| What you will do |
Return a copy of each line that holds the string "环境工程技术".

| Exercise inputs |
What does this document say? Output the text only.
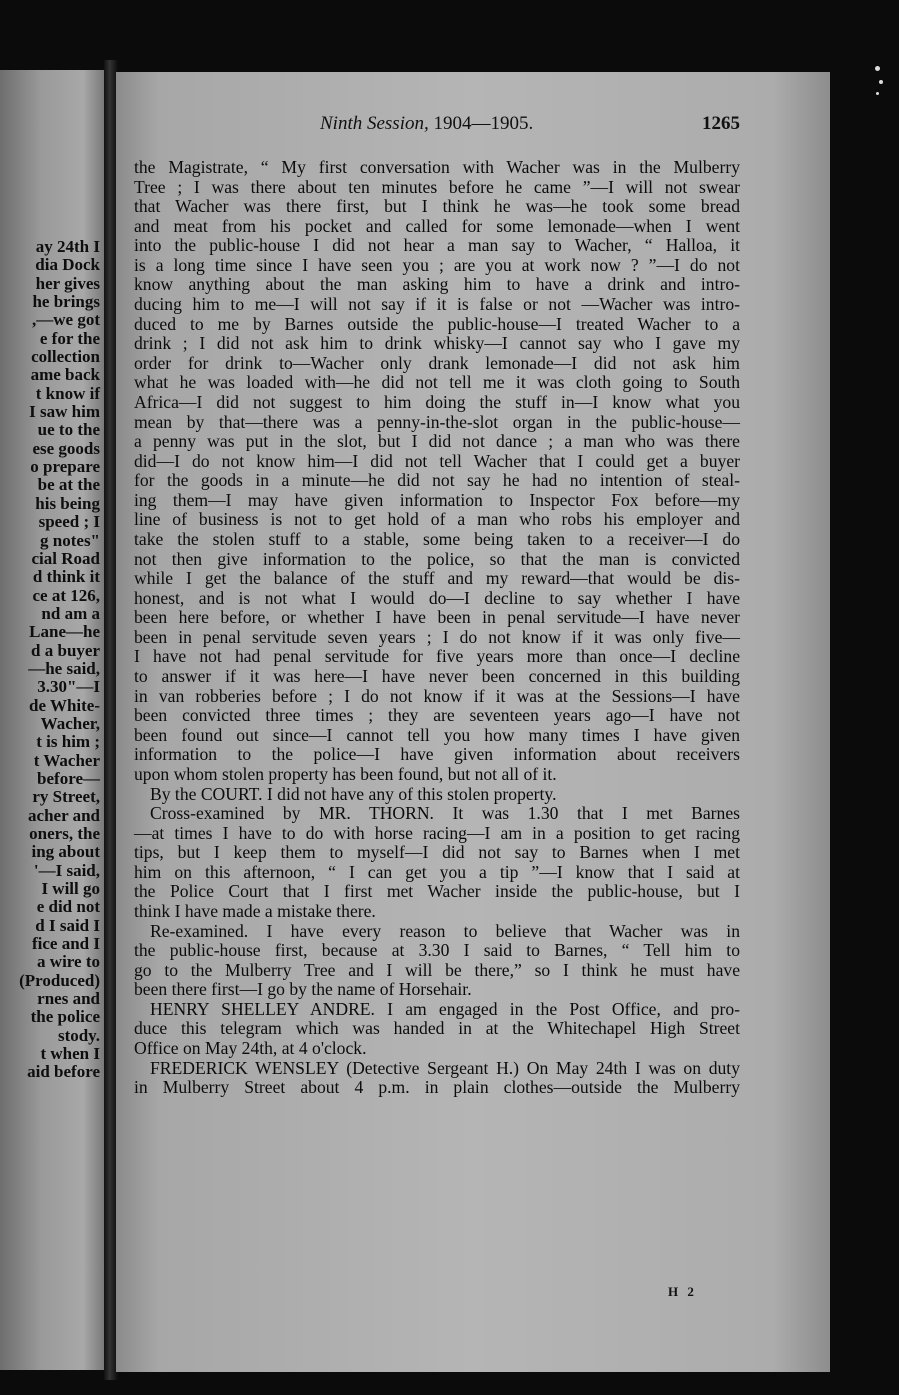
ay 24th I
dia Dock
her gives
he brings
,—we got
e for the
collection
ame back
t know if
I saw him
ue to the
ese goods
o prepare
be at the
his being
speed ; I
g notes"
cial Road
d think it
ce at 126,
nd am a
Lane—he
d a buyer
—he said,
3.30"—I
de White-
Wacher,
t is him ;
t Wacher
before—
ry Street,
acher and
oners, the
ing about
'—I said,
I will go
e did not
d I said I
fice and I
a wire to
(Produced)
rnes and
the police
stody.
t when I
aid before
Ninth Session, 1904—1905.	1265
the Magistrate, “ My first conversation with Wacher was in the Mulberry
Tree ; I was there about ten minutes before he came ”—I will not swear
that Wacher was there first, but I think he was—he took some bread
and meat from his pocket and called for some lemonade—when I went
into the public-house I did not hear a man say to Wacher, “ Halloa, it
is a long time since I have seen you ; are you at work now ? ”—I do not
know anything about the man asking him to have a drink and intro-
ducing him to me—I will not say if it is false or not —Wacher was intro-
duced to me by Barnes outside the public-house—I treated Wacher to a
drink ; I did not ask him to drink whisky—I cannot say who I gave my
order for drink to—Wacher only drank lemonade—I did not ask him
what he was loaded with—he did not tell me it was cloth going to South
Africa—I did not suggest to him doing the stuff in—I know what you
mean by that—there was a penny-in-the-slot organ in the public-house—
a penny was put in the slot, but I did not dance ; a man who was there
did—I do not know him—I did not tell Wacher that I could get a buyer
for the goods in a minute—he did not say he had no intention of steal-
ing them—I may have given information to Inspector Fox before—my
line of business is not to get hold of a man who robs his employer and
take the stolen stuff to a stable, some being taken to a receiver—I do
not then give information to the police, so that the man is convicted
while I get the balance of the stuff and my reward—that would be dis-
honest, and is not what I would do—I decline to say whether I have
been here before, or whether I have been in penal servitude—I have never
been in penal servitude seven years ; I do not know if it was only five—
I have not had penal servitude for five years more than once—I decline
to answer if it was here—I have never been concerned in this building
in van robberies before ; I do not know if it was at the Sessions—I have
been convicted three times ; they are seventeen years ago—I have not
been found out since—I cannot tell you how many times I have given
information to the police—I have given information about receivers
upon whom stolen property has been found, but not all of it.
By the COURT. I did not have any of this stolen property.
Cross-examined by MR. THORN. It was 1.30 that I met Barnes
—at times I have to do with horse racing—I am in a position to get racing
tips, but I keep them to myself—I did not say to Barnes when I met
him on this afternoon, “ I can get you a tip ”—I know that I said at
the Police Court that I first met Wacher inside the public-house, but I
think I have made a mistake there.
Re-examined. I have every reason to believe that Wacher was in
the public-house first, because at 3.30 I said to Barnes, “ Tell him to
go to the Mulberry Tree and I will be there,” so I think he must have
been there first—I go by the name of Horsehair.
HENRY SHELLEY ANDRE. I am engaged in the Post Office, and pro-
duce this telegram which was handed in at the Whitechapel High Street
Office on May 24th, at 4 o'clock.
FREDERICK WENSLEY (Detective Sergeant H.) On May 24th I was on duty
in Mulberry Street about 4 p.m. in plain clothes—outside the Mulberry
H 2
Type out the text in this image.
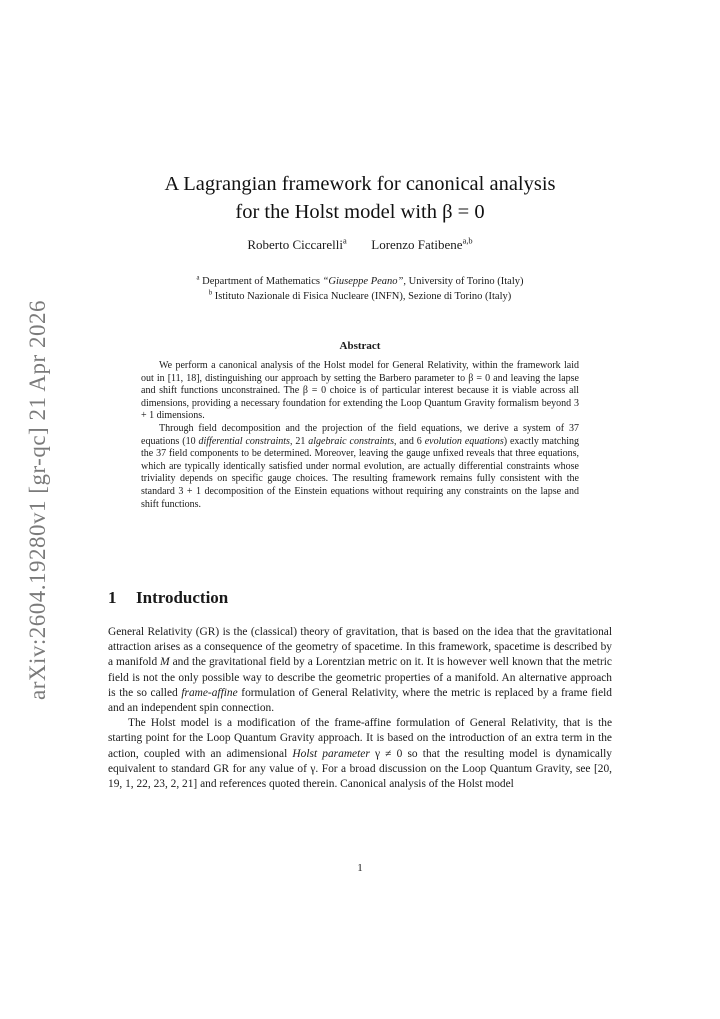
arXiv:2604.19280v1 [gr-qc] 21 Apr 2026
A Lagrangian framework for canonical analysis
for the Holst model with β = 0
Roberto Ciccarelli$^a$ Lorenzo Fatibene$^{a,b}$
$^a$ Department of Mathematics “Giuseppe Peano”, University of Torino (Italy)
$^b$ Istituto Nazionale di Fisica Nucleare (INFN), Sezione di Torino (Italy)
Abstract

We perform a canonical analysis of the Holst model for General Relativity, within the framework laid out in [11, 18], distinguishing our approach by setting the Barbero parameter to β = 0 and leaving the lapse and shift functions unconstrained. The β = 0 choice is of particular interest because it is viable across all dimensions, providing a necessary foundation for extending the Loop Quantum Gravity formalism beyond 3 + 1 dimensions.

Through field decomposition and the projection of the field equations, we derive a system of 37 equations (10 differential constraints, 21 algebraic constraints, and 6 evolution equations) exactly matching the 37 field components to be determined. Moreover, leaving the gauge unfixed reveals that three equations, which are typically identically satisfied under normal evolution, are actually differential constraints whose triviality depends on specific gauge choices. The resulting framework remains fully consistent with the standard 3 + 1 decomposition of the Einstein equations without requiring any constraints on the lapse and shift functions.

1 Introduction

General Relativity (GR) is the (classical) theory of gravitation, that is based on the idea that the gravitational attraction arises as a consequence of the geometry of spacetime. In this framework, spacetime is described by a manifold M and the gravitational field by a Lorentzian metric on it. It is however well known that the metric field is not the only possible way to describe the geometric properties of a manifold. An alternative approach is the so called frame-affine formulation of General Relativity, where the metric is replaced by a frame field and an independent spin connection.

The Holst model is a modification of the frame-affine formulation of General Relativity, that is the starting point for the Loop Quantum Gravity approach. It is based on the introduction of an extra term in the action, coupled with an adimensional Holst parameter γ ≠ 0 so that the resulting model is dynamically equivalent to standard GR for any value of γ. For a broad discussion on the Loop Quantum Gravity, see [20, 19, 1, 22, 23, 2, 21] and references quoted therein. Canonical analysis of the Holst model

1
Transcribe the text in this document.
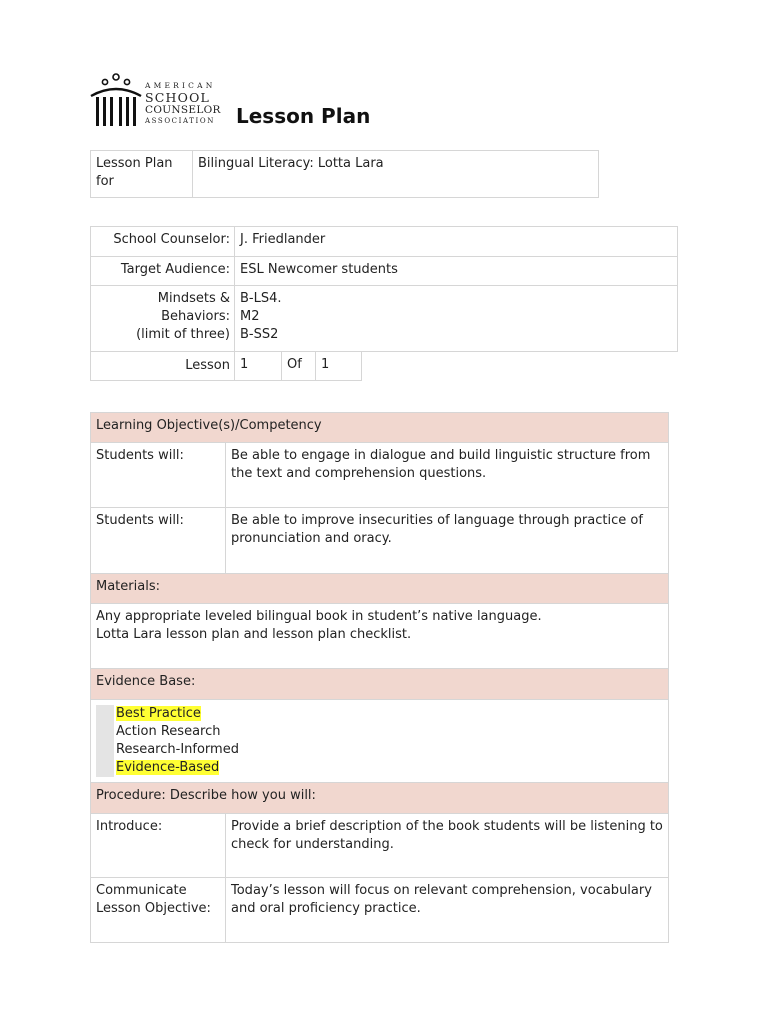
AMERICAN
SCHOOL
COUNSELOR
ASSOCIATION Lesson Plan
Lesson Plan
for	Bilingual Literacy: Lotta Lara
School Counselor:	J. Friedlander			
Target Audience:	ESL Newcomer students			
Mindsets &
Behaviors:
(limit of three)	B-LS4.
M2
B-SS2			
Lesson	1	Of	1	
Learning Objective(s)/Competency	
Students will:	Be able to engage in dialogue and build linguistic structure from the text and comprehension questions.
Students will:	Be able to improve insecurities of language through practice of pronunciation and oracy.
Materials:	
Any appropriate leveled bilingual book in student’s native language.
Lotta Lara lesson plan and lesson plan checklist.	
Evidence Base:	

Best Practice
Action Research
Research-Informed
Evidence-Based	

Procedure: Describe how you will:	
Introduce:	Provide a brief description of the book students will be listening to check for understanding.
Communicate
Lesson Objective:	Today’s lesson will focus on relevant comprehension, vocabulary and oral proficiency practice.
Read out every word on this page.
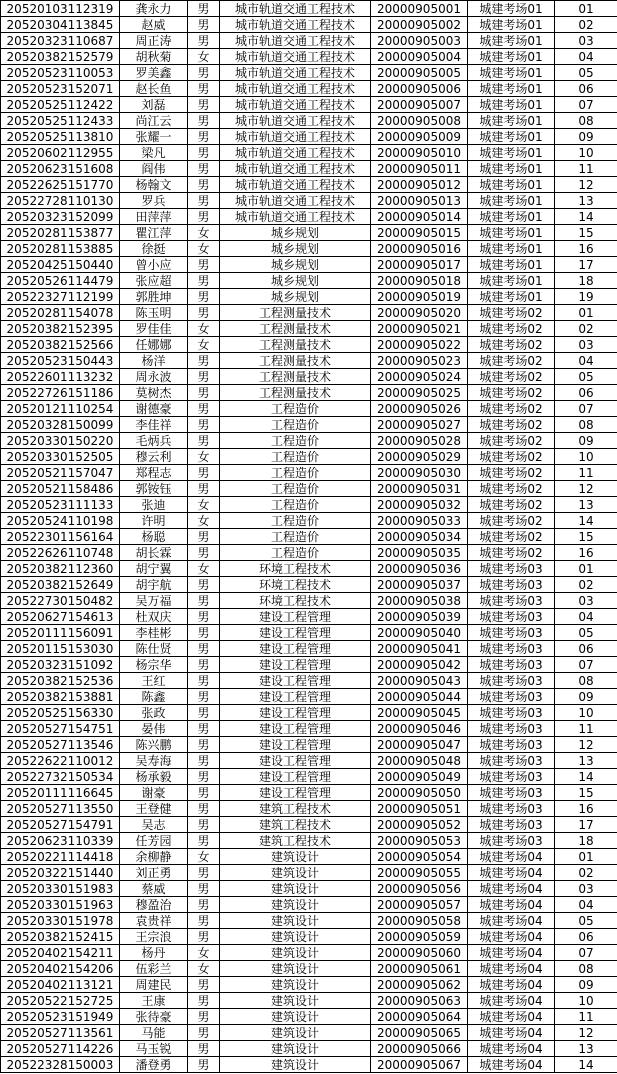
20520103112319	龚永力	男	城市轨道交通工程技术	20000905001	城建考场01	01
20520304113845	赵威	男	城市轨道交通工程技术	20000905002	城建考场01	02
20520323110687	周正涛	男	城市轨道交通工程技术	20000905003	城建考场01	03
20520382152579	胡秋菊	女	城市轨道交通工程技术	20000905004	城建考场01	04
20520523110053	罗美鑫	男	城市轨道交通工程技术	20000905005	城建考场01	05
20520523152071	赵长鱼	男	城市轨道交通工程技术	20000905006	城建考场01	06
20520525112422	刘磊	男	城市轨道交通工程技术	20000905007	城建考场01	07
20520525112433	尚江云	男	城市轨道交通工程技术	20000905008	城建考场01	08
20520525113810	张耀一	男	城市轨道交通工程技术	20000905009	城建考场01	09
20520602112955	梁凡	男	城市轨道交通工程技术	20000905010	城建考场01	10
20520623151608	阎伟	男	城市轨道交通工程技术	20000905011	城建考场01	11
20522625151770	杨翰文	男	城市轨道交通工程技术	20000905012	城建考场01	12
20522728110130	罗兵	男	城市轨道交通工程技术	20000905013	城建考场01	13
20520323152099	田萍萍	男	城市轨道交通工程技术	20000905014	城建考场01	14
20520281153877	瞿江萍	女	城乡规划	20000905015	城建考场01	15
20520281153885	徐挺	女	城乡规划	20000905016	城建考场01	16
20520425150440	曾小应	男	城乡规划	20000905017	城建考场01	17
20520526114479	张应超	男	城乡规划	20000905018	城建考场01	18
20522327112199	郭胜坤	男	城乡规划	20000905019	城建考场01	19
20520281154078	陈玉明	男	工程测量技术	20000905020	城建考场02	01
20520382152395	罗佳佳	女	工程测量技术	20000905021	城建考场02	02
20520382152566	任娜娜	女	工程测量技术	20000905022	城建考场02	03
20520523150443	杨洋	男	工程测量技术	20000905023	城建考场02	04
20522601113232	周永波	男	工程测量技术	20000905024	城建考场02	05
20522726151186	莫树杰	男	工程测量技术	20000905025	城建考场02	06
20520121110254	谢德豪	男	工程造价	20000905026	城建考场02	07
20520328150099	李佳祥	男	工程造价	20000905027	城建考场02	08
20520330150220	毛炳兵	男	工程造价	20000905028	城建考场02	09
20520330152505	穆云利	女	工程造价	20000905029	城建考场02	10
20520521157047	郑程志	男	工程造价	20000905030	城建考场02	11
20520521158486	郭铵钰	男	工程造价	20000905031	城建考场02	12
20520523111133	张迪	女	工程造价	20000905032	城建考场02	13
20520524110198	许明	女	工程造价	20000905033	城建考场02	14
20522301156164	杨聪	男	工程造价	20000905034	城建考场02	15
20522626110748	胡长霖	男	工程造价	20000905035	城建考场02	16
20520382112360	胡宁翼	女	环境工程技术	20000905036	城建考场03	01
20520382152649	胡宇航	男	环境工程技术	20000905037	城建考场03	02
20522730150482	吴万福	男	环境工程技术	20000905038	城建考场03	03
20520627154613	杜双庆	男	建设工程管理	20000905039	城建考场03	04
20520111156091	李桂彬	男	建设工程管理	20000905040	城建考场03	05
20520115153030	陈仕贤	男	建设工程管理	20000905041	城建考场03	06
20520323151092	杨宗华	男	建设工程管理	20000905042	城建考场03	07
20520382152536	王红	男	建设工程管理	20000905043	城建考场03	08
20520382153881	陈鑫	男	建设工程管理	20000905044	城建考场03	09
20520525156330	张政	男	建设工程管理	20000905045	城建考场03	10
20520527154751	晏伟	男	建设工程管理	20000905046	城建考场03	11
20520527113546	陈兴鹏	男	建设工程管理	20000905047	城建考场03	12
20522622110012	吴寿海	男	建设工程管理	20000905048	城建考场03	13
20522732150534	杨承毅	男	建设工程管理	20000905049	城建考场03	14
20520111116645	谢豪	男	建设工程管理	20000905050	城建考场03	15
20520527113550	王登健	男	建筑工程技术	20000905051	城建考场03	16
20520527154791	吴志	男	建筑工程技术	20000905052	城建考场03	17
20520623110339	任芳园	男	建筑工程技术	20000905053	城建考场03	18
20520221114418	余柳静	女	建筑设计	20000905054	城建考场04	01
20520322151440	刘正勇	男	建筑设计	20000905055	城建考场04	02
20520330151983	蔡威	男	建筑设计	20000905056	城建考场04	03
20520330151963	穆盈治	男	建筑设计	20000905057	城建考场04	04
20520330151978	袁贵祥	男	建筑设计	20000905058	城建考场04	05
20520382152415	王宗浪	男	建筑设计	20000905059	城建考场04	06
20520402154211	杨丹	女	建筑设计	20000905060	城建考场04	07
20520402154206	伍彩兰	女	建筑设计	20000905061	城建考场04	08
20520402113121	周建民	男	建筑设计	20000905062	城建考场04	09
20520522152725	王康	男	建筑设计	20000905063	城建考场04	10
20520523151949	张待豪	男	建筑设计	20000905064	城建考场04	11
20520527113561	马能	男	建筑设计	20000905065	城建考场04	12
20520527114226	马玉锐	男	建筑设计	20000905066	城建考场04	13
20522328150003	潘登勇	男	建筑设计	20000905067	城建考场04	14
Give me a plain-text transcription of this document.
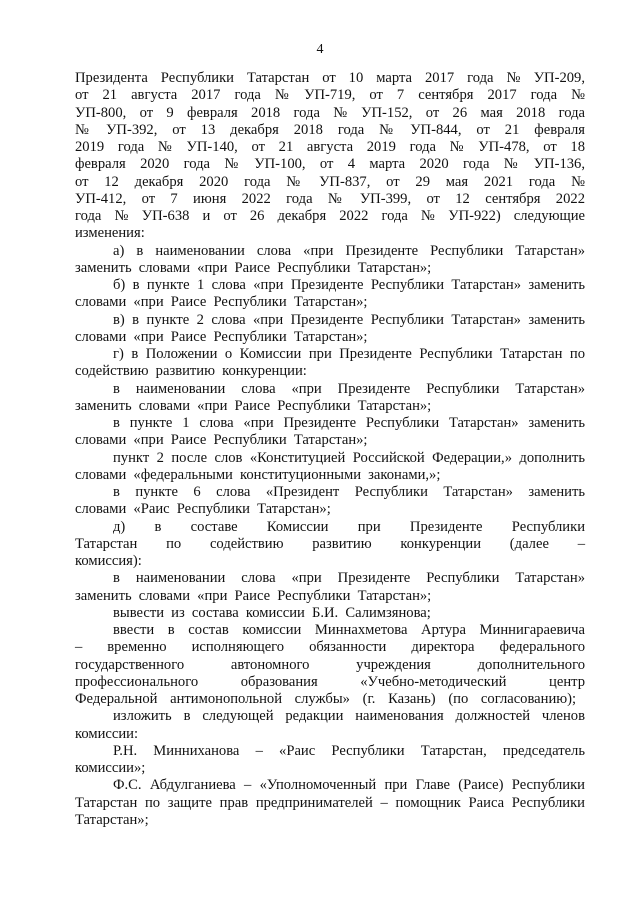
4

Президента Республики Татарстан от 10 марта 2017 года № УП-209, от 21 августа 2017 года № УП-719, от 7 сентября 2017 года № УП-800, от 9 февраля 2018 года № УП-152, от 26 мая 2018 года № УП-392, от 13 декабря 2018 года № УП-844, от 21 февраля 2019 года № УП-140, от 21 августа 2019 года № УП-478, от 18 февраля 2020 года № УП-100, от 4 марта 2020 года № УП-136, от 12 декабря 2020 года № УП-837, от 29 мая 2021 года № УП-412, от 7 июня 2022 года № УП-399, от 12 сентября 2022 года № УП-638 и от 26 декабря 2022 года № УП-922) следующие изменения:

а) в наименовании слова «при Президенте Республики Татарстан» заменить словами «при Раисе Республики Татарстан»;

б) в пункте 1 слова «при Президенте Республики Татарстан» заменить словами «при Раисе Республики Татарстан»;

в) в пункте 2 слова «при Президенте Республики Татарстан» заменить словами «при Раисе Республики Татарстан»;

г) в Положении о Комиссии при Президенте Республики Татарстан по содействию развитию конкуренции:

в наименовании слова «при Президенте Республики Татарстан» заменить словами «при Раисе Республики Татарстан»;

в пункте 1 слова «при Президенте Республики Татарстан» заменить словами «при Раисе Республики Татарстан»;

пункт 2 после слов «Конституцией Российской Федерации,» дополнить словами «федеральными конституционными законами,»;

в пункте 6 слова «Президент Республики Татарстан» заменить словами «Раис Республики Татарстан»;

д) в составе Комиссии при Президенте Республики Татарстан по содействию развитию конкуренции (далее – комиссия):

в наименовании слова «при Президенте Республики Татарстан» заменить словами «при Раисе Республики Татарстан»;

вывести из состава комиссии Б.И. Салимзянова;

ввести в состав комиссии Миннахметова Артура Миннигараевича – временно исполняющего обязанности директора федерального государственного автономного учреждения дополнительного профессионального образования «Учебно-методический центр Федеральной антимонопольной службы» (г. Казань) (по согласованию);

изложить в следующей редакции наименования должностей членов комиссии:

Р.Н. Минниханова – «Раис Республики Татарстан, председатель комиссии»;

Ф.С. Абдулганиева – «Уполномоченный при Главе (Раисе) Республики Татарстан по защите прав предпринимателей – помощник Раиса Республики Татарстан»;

| Expected answer |
20520382112360	胡宁翼	女	环境工程技术	20000905036	城建考场03	01
20520382152649	胡宇航	男	环境工程技术	20000905037	城建考场03	02
20522730150482	吴万福	男	环境工程技术	20000905038	城建考场03	03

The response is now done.